▽

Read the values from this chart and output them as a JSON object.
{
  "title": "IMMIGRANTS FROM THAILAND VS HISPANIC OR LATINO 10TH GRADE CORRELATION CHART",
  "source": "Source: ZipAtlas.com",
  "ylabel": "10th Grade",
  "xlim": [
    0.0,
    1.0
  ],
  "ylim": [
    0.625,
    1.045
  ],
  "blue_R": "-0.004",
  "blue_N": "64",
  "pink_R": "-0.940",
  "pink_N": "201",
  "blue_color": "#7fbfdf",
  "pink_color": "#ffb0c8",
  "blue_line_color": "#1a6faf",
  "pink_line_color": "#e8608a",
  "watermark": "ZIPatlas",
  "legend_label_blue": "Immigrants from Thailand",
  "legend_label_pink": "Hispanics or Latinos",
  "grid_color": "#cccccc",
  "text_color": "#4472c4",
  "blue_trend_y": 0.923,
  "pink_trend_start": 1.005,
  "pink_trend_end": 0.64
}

△
▽

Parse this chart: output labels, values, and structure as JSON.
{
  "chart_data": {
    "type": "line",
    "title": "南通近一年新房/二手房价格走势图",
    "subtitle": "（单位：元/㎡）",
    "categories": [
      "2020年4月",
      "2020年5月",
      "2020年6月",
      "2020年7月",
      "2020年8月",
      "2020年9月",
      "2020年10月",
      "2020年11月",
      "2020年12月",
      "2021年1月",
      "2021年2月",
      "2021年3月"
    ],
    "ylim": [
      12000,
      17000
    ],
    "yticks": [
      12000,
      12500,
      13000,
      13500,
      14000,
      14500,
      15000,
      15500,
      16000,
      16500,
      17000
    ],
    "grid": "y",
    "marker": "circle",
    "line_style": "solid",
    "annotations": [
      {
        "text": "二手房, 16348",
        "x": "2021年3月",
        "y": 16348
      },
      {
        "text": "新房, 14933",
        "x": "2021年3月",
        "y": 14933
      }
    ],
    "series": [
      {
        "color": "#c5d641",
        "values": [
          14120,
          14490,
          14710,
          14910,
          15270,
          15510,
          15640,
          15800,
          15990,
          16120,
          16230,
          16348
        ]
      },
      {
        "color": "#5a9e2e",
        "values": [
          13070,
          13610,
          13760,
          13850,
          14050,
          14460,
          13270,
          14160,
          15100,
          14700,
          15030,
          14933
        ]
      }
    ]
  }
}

△
▽

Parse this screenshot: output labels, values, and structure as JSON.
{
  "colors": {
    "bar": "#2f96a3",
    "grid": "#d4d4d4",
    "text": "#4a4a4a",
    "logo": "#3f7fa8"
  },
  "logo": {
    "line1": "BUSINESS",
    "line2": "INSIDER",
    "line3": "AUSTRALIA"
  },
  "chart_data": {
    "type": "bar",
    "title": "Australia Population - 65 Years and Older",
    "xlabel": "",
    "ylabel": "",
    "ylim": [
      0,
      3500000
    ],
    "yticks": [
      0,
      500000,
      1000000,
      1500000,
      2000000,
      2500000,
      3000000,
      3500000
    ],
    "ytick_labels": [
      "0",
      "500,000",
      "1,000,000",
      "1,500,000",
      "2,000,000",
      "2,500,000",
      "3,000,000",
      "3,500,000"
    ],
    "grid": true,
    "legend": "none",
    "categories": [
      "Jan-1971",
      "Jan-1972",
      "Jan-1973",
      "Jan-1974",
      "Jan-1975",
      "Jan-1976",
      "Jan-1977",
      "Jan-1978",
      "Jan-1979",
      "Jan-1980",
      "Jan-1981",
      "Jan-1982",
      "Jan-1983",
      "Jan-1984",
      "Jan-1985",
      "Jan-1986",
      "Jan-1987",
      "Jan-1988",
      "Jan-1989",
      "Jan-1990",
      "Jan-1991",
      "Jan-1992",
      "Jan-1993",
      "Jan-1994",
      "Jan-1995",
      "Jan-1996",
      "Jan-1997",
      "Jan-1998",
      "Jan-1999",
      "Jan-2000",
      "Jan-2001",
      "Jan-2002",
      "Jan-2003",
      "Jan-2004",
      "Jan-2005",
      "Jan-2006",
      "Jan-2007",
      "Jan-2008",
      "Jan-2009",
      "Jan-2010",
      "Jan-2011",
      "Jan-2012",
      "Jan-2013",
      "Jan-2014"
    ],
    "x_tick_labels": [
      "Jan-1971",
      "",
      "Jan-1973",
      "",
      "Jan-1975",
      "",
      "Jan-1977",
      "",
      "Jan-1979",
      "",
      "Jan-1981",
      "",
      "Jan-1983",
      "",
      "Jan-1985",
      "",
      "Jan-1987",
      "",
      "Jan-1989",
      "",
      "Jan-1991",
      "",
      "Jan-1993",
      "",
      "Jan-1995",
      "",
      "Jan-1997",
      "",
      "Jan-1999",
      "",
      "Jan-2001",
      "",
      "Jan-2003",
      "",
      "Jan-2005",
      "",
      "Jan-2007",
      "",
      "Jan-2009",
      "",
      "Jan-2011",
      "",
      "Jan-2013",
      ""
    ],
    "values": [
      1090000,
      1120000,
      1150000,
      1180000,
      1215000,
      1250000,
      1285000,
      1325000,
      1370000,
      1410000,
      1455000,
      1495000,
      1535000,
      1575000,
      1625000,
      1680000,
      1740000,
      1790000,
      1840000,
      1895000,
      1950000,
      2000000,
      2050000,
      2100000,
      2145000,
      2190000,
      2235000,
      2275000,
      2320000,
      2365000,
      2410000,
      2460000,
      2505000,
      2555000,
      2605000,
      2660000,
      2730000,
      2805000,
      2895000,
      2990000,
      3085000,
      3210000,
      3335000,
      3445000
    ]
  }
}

△

Tally the lines above that contain the word "output", and reply with only the number.

3